Pull out every line below holding the word "text".

(Rows from a dataset)
+--

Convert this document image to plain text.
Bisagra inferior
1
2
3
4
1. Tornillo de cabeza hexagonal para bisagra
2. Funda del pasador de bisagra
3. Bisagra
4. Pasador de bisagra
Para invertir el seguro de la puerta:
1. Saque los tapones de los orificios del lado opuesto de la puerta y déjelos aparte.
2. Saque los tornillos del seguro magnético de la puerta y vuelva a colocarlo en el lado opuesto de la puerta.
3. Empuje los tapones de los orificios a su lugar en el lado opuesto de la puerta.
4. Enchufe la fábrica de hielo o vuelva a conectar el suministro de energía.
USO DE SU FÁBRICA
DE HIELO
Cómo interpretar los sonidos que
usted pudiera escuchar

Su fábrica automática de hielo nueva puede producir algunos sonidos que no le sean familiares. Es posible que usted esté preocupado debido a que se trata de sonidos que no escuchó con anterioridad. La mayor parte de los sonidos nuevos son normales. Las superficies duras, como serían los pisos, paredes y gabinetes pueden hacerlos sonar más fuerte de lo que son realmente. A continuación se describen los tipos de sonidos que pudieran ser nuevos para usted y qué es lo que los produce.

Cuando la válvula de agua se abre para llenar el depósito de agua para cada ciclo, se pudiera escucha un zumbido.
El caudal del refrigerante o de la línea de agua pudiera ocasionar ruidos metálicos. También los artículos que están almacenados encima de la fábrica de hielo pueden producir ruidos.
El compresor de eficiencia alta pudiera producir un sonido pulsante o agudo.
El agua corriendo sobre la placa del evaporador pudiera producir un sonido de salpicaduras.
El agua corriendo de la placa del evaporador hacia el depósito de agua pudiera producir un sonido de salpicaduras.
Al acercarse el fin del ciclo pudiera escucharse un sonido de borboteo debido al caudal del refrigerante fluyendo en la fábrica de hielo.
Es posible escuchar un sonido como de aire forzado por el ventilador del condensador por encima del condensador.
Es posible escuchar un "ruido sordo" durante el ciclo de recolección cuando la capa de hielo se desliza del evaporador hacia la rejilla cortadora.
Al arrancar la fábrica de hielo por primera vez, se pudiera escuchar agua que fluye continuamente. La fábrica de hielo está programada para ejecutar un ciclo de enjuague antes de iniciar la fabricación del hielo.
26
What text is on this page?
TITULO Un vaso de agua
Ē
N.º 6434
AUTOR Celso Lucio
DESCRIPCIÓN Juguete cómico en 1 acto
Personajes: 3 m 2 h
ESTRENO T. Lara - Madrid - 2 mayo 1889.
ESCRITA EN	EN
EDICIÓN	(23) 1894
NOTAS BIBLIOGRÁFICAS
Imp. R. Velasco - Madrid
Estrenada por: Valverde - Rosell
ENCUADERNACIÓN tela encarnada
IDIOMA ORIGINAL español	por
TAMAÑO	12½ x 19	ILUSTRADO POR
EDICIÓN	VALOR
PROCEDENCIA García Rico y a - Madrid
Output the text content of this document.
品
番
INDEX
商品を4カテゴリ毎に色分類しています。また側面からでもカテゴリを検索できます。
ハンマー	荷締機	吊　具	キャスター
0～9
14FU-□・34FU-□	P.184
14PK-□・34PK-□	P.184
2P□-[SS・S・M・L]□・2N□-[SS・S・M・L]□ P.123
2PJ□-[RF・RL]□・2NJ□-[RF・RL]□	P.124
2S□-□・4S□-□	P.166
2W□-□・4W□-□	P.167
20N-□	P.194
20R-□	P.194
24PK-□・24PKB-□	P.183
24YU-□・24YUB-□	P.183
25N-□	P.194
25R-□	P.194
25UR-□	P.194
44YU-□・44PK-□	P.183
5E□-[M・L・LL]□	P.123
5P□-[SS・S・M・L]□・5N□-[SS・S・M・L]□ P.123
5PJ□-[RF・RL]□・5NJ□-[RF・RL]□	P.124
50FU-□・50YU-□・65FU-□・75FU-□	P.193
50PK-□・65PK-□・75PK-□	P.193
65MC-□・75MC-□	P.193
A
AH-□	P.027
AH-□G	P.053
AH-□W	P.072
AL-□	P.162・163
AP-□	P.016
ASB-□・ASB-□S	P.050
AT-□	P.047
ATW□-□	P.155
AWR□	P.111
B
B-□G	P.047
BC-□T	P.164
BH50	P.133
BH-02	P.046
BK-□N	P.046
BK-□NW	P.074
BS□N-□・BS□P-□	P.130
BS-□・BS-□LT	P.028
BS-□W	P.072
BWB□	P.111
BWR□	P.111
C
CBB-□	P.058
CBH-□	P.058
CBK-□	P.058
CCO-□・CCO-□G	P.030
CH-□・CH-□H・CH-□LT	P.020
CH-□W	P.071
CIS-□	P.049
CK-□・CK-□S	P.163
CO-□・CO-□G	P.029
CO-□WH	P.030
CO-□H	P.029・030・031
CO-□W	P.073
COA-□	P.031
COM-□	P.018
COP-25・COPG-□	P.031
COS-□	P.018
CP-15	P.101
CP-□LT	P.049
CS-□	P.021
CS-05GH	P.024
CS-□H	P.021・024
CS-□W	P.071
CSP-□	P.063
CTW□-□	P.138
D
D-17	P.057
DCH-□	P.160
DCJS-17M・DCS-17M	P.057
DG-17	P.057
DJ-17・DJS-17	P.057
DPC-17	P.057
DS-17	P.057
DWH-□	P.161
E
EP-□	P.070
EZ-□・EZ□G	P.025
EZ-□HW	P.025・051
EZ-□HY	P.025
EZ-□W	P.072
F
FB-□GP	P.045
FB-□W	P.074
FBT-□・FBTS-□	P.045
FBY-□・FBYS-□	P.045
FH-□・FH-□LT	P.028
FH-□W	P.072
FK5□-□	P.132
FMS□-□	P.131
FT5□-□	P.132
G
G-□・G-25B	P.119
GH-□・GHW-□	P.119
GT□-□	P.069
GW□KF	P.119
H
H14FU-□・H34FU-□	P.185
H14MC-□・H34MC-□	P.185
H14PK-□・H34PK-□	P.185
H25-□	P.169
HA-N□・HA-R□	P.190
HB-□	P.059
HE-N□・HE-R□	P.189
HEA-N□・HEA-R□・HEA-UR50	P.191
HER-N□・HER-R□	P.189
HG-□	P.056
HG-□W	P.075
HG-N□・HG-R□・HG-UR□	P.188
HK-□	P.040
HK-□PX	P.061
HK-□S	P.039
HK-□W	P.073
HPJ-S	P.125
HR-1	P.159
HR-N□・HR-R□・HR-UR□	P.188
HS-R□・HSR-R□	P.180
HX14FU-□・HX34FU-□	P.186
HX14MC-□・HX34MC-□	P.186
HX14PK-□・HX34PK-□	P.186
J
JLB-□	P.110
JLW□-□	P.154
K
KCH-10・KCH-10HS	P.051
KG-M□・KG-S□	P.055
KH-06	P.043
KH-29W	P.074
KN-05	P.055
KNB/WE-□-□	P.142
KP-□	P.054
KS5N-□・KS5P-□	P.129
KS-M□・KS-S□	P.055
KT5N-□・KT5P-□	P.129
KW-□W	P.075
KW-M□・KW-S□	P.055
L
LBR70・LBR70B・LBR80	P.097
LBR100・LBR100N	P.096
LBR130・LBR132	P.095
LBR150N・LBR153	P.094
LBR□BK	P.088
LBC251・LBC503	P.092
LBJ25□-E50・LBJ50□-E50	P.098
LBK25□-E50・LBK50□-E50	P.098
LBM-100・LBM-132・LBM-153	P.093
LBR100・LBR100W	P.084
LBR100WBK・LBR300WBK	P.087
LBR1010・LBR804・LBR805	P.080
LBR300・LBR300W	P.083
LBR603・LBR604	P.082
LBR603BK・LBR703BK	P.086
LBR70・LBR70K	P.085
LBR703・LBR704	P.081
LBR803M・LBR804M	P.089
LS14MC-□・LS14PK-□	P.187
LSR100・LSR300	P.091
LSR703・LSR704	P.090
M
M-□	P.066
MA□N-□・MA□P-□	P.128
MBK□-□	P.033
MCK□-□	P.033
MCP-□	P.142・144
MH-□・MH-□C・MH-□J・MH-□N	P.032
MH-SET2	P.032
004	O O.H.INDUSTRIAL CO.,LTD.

+--

**Solution to this task**
Convert this document image to plain text.
What text is on this page?
Output the text content of this document.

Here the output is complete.